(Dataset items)
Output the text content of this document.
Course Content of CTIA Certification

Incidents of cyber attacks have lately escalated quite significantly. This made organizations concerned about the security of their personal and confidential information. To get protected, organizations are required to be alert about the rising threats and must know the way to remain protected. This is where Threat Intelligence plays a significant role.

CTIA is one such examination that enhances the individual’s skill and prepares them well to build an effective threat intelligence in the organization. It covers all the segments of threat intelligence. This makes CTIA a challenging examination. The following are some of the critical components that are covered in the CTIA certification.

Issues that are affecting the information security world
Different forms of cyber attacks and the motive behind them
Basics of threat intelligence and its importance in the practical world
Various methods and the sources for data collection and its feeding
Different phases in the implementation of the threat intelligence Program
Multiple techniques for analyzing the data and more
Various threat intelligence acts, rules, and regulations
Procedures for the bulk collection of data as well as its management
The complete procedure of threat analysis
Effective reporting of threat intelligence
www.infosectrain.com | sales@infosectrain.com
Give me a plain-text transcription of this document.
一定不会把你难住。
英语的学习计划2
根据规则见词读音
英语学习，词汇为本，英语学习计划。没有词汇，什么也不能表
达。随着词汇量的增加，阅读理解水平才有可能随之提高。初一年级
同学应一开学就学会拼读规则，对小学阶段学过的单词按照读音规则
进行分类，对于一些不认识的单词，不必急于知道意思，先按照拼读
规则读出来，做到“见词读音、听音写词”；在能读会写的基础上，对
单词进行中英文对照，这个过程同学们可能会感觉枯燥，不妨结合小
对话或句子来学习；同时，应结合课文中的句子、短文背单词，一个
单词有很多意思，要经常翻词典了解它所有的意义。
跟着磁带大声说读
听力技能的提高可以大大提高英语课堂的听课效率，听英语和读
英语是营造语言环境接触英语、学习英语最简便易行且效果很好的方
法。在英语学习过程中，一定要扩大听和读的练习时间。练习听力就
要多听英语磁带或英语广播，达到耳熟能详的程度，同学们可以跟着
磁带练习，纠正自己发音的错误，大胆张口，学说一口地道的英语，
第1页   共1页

→ **What you will do**: Across the data, tally the lines containing "collection" and give back the number alone.

→ **Response to this task**: 2